Collection entries
+++++

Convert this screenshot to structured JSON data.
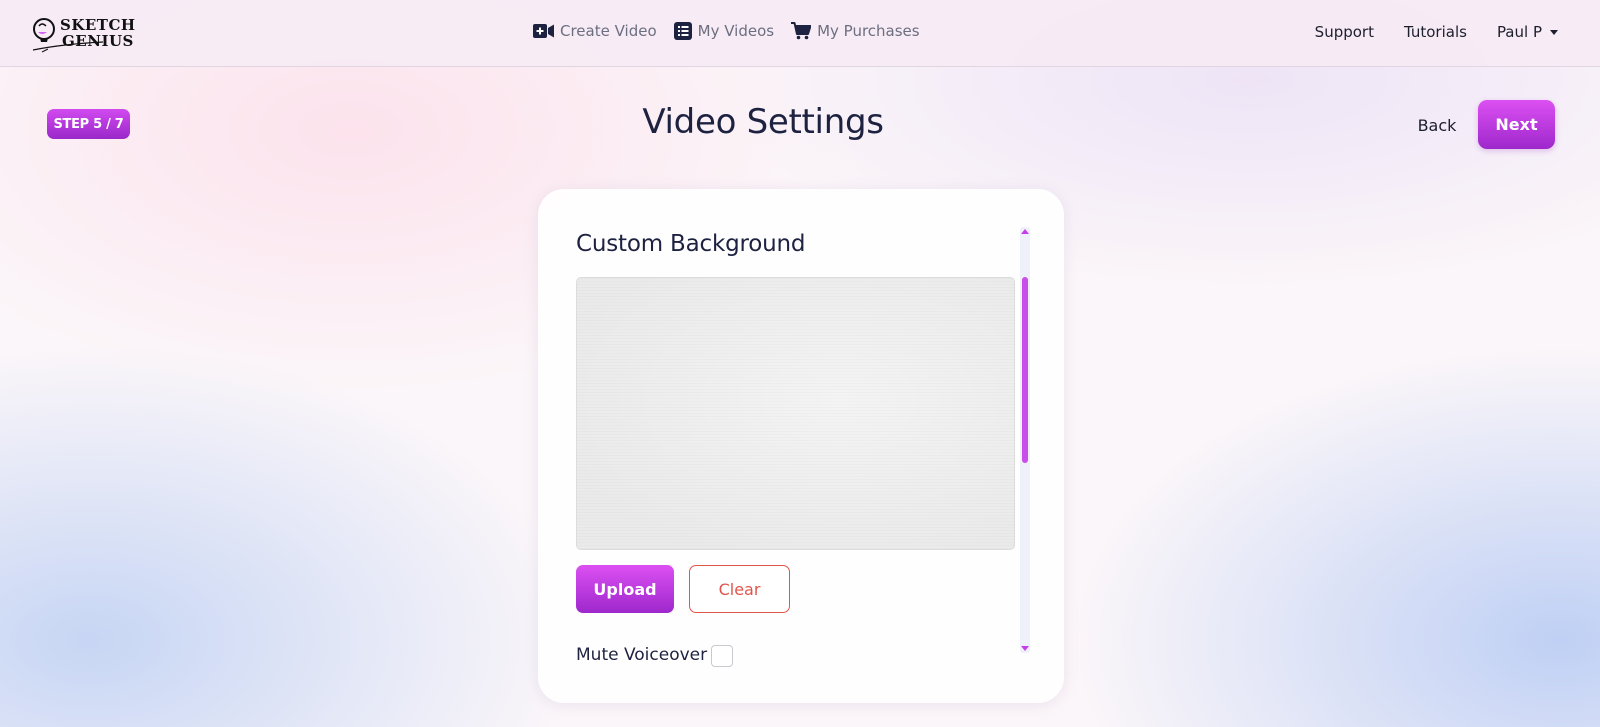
{
  "brand": {
    "logo_line1": "SKETCH",
    "logo_line2": "GENIUS"
  },
  "nav": {
    "center": [
      {
        "label": "Create Video",
        "icon": "video-camera-icon"
      },
      {
        "label": "My Videos",
        "icon": "list-icon"
      },
      {
        "label": "My Purchases",
        "icon": "cart-icon"
      }
    ],
    "right": {
      "support": "Support",
      "tutorials": "Tutorials",
      "user": "Paul P"
    }
  },
  "page": {
    "step_badge": "STEP 5 / 7",
    "title": "Video Settings",
    "back_label": "Back",
    "next_label": "Next"
  },
  "card": {
    "title": "Custom Background",
    "upload_label": "Upload",
    "clear_label": "Clear",
    "mute_label": "Mute Voiceover",
    "mute_checked": false
  },
  "colors": {
    "accent": "#c63eea",
    "accent_dark": "#9e28cc",
    "danger": "#e0564a",
    "text_dark": "#1d2240",
    "nav_muted": "#6c6f80"
  }
}
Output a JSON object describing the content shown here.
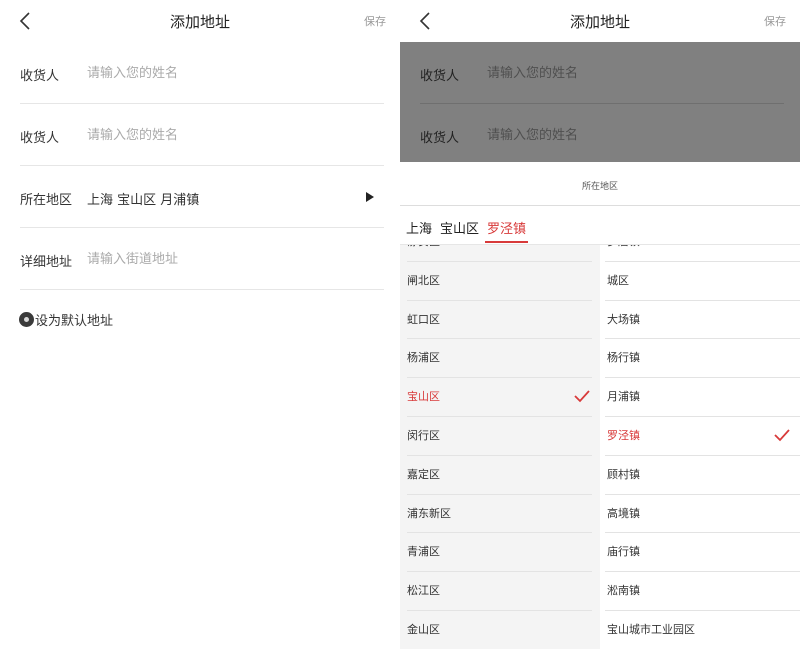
{
  "screen_left": {
    "header": {
      "title": "添加地址",
      "save_label": "保存"
    },
    "form": {
      "name1": {
        "label": "收货人",
        "placeholder": "请输入您的姓名"
      },
      "name2": {
        "label": "收货人",
        "placeholder": "请输入您的姓名"
      },
      "region": {
        "label": "所在地区",
        "value": "上海 宝山区 月浦镇"
      },
      "street": {
        "label": "详细地址",
        "placeholder": "请输入街道地址"
      },
      "default_label": "设为默认地址"
    }
  },
  "screen_right": {
    "header": {
      "title": "添加地址",
      "save_label": "保存"
    },
    "overlay_form": {
      "name1": {
        "label": "收货人",
        "placeholder": "请输入您的姓名"
      },
      "name2": {
        "label": "收货人",
        "placeholder": "请输入您的姓名"
      }
    },
    "picker": {
      "title": "所在地区",
      "tabs": [
        "上海",
        "宝山区",
        "罗泾镇"
      ],
      "active_tab": "罗泾镇",
      "districts": [
        "静安区",
        "闸北区",
        "虹口区",
        "杨浦区",
        "宝山区",
        "闵行区",
        "嘉定区",
        "浦东新区",
        "青浦区",
        "松江区",
        "金山区"
      ],
      "selected_district": "宝山区",
      "towns": [
        "罗店镇",
        "城区",
        "大场镇",
        "杨行镇",
        "月浦镇",
        "罗泾镇",
        "顾村镇",
        "高境镇",
        "庙行镇",
        "淞南镇",
        "宝山城市工业园区"
      ],
      "selected_town": "罗泾镇"
    }
  },
  "colors": {
    "accent": "#d83a3a",
    "overlay": "#808080",
    "left_column_bg": "#f4f4f4"
  },
  "icons": [
    "back-icon",
    "arrow-right-icon",
    "radio-icon",
    "check-icon"
  ]
}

+++++

● Exercise
Quote every record above exactly, leaving out any pictures.

● Written response
Convert this screenshot to structured JSON data.
{
  "brand": {
    "logo_line1": "SKETCH",
    "logo_line2": "GENIUS"
  },
  "nav": {
    "center": [
      {
        "label": "Create Video",
        "icon": "video-camera-icon"
      },
      {
        "label": "My Videos",
        "icon": "list-icon"
      },
      {
        "label": "My Purchases",
        "icon": "cart-icon"
      }
    ],
    "right": {
      "support": "Support",
      "tutorials": "Tutorials",
      "user": "Paul P"
    }
  },
  "page": {
    "step_badge": "STEP 5 / 7",
    "title": "Video Settings",
    "back_label": "Back",
    "next_label": "Next"
  },
  "card": {
    "title": "Custom Background",
    "upload_label": "Upload",
    "clear_label": "Clear",
    "mute_label": "Mute Voiceover",
    "mute_checked": false
  },
  "colors": {
    "accent": "#c63eea",
    "accent_dark": "#9e28cc",
    "danger": "#e0564a",
    "text_dark": "#1d2240",
    "nav_muted": "#6c6f80"
  }
}
Output a JSON object describing the content shown here.
{
  "screen_left": {
    "header": {
      "title": "添加地址",
      "save_label": "保存"
    },
    "form": {
      "name1": {
        "label": "收货人",
        "placeholder": "请输入您的姓名"
      },
      "name2": {
        "label": "收货人",
        "placeholder": "请输入您的姓名"
      },
      "region": {
        "label": "所在地区",
        "value": "上海 宝山区 月浦镇"
      },
      "street": {
        "label": "详细地址",
        "placeholder": "请输入街道地址"
      },
      "default_label": "设为默认地址"
    }
  },
  "screen_right": {
    "header": {
      "title": "添加地址",
      "save_label": "保存"
    },
    "overlay_form": {
      "name1": {
        "label": "收货人",
        "placeholder": "请输入您的姓名"
      },
      "name2": {
        "label": "收货人",
        "placeholder": "请输入您的姓名"
      }
    },
    "picker": {
      "title": "所在地区",
      "tabs": [
        "上海",
        "宝山区",
        "罗泾镇"
      ],
      "active_tab": "罗泾镇",
      "districts": [
        "静安区",
        "闸北区",
        "虹口区",
        "杨浦区",
        "宝山区",
        "闵行区",
        "嘉定区",
        "浦东新区",
        "青浦区",
        "松江区",
        "金山区"
      ],
      "selected_district": "宝山区",
      "towns": [
        "罗店镇",
        "城区",
        "大场镇",
        "杨行镇",
        "月浦镇",
        "罗泾镇",
        "顾村镇",
        "高境镇",
        "庙行镇",
        "淞南镇",
        "宝山城市工业园区"
      ],
      "selected_town": "罗泾镇"
    }
  },
  "colors": {
    "accent": "#d83a3a",
    "overlay": "#808080",
    "left_column_bg": "#f4f4f4"
  },
  "icons": [
    "back-icon",
    "arrow-right-icon",
    "radio-icon",
    "check-icon"
  ]
}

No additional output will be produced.